>> begin DATASET ROWS

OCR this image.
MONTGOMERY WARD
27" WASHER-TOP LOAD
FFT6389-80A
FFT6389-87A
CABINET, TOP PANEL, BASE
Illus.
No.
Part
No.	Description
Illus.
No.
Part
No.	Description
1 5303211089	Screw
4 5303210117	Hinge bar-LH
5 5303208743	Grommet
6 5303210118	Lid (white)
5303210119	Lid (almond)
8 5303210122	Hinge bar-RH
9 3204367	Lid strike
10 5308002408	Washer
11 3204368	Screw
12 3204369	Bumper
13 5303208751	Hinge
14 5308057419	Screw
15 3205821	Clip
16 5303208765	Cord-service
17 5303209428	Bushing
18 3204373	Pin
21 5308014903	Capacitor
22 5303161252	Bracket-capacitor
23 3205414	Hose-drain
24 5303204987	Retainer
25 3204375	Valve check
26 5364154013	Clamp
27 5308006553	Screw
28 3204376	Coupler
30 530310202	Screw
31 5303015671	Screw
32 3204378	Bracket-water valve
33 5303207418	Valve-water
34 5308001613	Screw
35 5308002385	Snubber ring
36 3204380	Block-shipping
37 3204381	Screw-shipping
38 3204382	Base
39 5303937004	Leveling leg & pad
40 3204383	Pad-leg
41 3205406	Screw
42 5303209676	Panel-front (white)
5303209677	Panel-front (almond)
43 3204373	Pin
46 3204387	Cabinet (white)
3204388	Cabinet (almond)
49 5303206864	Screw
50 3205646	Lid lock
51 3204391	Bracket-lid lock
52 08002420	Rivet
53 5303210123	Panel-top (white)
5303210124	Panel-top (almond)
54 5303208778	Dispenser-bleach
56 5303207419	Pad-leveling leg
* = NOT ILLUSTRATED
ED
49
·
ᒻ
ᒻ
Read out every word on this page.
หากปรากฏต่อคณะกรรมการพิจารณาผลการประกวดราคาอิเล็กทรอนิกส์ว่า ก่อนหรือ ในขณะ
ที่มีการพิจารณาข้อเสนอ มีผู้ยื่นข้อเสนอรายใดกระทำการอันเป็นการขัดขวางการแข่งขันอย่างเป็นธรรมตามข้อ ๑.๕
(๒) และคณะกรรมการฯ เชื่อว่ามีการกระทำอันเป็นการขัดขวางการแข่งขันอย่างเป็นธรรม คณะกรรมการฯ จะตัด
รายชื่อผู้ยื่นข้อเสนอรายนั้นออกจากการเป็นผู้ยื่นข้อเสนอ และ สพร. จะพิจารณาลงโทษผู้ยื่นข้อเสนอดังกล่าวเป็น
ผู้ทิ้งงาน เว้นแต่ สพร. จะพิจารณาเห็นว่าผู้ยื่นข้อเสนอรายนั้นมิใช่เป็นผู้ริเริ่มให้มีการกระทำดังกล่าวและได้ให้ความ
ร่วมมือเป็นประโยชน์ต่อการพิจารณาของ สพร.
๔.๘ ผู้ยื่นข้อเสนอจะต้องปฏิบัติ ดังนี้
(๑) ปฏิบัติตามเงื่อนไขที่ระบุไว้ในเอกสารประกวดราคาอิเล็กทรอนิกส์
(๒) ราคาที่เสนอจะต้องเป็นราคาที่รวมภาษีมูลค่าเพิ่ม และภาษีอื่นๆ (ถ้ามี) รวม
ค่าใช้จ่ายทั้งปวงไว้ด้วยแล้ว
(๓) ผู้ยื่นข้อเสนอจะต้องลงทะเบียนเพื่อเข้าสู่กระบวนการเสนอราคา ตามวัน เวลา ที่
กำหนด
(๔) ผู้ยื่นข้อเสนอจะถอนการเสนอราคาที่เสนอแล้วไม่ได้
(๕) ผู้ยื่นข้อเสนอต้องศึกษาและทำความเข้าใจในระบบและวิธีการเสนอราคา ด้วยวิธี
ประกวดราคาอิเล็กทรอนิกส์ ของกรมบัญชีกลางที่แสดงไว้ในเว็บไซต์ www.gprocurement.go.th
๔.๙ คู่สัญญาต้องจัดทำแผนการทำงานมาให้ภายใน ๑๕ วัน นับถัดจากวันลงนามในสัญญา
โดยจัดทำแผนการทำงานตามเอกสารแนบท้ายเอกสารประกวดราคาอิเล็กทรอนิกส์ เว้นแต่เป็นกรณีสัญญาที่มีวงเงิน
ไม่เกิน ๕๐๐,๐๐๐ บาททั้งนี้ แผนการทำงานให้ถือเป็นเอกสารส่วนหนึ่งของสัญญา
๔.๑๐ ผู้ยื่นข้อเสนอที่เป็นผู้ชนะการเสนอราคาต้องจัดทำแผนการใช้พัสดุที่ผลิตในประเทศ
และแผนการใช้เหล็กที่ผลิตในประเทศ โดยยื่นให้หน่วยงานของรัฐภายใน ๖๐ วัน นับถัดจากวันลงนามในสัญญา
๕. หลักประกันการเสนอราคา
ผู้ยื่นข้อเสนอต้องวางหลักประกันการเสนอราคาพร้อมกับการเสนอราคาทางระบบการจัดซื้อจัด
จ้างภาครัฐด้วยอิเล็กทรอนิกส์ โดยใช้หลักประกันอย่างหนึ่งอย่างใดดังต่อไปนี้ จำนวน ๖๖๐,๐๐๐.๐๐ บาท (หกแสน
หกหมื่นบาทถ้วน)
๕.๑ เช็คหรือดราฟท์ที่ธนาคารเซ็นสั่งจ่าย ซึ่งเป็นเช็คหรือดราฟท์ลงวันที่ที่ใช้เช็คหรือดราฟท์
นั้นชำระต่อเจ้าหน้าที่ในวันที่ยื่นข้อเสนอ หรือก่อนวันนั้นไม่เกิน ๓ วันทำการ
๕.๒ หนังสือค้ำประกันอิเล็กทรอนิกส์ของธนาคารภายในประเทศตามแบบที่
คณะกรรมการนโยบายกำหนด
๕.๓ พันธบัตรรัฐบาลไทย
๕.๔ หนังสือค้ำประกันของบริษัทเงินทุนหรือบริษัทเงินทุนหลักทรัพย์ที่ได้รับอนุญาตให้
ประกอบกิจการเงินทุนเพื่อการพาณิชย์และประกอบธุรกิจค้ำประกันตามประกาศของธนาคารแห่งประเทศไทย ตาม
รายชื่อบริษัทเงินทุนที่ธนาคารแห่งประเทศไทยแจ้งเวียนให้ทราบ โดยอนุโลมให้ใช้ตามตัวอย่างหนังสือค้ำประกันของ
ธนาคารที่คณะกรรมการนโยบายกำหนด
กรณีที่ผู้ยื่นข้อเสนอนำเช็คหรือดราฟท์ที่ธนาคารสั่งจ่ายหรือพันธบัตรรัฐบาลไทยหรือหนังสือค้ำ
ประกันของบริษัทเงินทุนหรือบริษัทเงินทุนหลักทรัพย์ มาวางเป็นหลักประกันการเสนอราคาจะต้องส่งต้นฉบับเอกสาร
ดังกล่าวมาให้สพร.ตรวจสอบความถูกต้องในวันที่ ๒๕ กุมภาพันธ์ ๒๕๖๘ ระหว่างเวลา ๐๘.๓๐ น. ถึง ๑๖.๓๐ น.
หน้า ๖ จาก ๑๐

>> end DATASET ROWS

BRIEF: Output the full listing without altering anything.

FINAL RESULT:
OCR this image.
MONTGOMERY WARD
27" WASHER-TOP LOAD
FFT6389-80A
FFT6389-87A
CABINET, TOP PANEL, BASE
Illus.
No.
Part
No.	Description
Illus.
No.
Part
No.	Description
1 5303211089	Screw
4 5303210117	Hinge bar-LH
5 5303208743	Grommet
6 5303210118	Lid (white)
5303210119	Lid (almond)
8 5303210122	Hinge bar-RH
9 3204367	Lid strike
10 5308002408	Washer
11 3204368	Screw
12 3204369	Bumper
13 5303208751	Hinge
14 5308057419	Screw
15 3205821	Clip
16 5303208765	Cord-service
17 5303209428	Bushing
18 3204373	Pin
21 5308014903	Capacitor
22 5303161252	Bracket-capacitor
23 3205414	Hose-drain
24 5303204987	Retainer
25 3204375	Valve check
26 5364154013	Clamp
27 5308006553	Screw
28 3204376	Coupler
30 530310202	Screw
31 5303015671	Screw
32 3204378	Bracket-water valve
33 5303207418	Valve-water
34 5308001613	Screw
35 5308002385	Snubber ring
36 3204380	Block-shipping
37 3204381	Screw-shipping
38 3204382	Base
39 5303937004	Leveling leg & pad
40 3204383	Pad-leg
41 3205406	Screw
42 5303209676	Panel-front (white)
5303209677	Panel-front (almond)
43 3204373	Pin
46 3204387	Cabinet (white)
3204388	Cabinet (almond)
49 5303206864	Screw
50 3205646	Lid lock
51 3204391	Bracket-lid lock
52 08002420	Rivet
53 5303210123	Panel-top (white)
5303210124	Panel-top (almond)
54 5303208778	Dispenser-bleach
56 5303207419	Pad-leveling leg
* = NOT ILLUSTRATED
ED
49
·
ᒻ
ᒻ
Read out every word on this page.
หากปรากฏต่อคณะกรรมการพิจารณาผลการประกวดราคาอิเล็กทรอนิกส์ว่า ก่อนหรือ ในขณะ
ที่มีการพิจารณาข้อเสนอ มีผู้ยื่นข้อเสนอรายใดกระทำการอันเป็นการขัดขวางการแข่งขันอย่างเป็นธรรมตามข้อ ๑.๕
(๒) และคณะกรรมการฯ เชื่อว่ามีการกระทำอันเป็นการขัดขวางการแข่งขันอย่างเป็นธรรม คณะกรรมการฯ จะตัด
รายชื่อผู้ยื่นข้อเสนอรายนั้นออกจากการเป็นผู้ยื่นข้อเสนอ และ สพร. จะพิจารณาลงโทษผู้ยื่นข้อเสนอดังกล่าวเป็น
ผู้ทิ้งงาน เว้นแต่ สพร. จะพิจารณาเห็นว่าผู้ยื่นข้อเสนอรายนั้นมิใช่เป็นผู้ริเริ่มให้มีการกระทำดังกล่าวและได้ให้ความ
ร่วมมือเป็นประโยชน์ต่อการพิจารณาของ สพร.
๔.๘ ผู้ยื่นข้อเสนอจะต้องปฏิบัติ ดังนี้
(๑) ปฏิบัติตามเงื่อนไขที่ระบุไว้ในเอกสารประกวดราคาอิเล็กทรอนิกส์
(๒) ราคาที่เสนอจะต้องเป็นราคาที่รวมภาษีมูลค่าเพิ่ม และภาษีอื่นๆ (ถ้ามี) รวม
ค่าใช้จ่ายทั้งปวงไว้ด้วยแล้ว
(๓) ผู้ยื่นข้อเสนอจะต้องลงทะเบียนเพื่อเข้าสู่กระบวนการเสนอราคา ตามวัน เวลา ที่
กำหนด
(๔) ผู้ยื่นข้อเสนอจะถอนการเสนอราคาที่เสนอแล้วไม่ได้
(๕) ผู้ยื่นข้อเสนอต้องศึกษาและทำความเข้าใจในระบบและวิธีการเสนอราคา ด้วยวิธี
ประกวดราคาอิเล็กทรอนิกส์ ของกรมบัญชีกลางที่แสดงไว้ในเว็บไซต์ www.gprocurement.go.th
๔.๙ คู่สัญญาต้องจัดทำแผนการทำงานมาให้ภายใน ๑๕ วัน นับถัดจากวันลงนามในสัญญา
โดยจัดทำแผนการทำงานตามเอกสารแนบท้ายเอกสารประกวดราคาอิเล็กทรอนิกส์ เว้นแต่เป็นกรณีสัญญาที่มีวงเงิน
ไม่เกิน ๕๐๐,๐๐๐ บาททั้งนี้ แผนการทำงานให้ถือเป็นเอกสารส่วนหนึ่งของสัญญา
๔.๑๐ ผู้ยื่นข้อเสนอที่เป็นผู้ชนะการเสนอราคาต้องจัดทำแผนการใช้พัสดุที่ผลิตในประเทศ
และแผนการใช้เหล็กที่ผลิตในประเทศ โดยยื่นให้หน่วยงานของรัฐภายใน ๖๐ วัน นับถัดจากวันลงนามในสัญญา
๕. หลักประกันการเสนอราคา
ผู้ยื่นข้อเสนอต้องวางหลักประกันการเสนอราคาพร้อมกับการเสนอราคาทางระบบการจัดซื้อจัด
จ้างภาครัฐด้วยอิเล็กทรอนิกส์ โดยใช้หลักประกันอย่างหนึ่งอย่างใดดังต่อไปนี้ จำนวน ๖๖๐,๐๐๐.๐๐ บาท (หกแสน
หกหมื่นบาทถ้วน)
๕.๑ เช็คหรือดราฟท์ที่ธนาคารเซ็นสั่งจ่าย ซึ่งเป็นเช็คหรือดราฟท์ลงวันที่ที่ใช้เช็คหรือดราฟท์
นั้นชำระต่อเจ้าหน้าที่ในวันที่ยื่นข้อเสนอ หรือก่อนวันนั้นไม่เกิน ๓ วันทำการ
๕.๒ หนังสือค้ำประกันอิเล็กทรอนิกส์ของธนาคารภายในประเทศตามแบบที่
คณะกรรมการนโยบายกำหนด
๕.๓ พันธบัตรรัฐบาลไทย
๕.๔ หนังสือค้ำประกันของบริษัทเงินทุนหรือบริษัทเงินทุนหลักทรัพย์ที่ได้รับอนุญาตให้
ประกอบกิจการเงินทุนเพื่อการพาณิชย์และประกอบธุรกิจค้ำประกันตามประกาศของธนาคารแห่งประเทศไทย ตาม
รายชื่อบริษัทเงินทุนที่ธนาคารแห่งประเทศไทยแจ้งเวียนให้ทราบ โดยอนุโลมให้ใช้ตามตัวอย่างหนังสือค้ำประกันของ
ธนาคารที่คณะกรรมการนโยบายกำหนด
กรณีที่ผู้ยื่นข้อเสนอนำเช็คหรือดราฟท์ที่ธนาคารสั่งจ่ายหรือพันธบัตรรัฐบาลไทยหรือหนังสือค้ำ
ประกันของบริษัทเงินทุนหรือบริษัทเงินทุนหลักทรัพย์ มาวางเป็นหลักประกันการเสนอราคาจะต้องส่งต้นฉบับเอกสาร
ดังกล่าวมาให้สพร.ตรวจสอบความถูกต้องในวันที่ ๒๕ กุมภาพันธ์ ๒๕๖๘ ระหว่างเวลา ๐๘.๓๐ น. ถึง ๑๖.๓๐ น.
หน้า ๖ จาก ๑๐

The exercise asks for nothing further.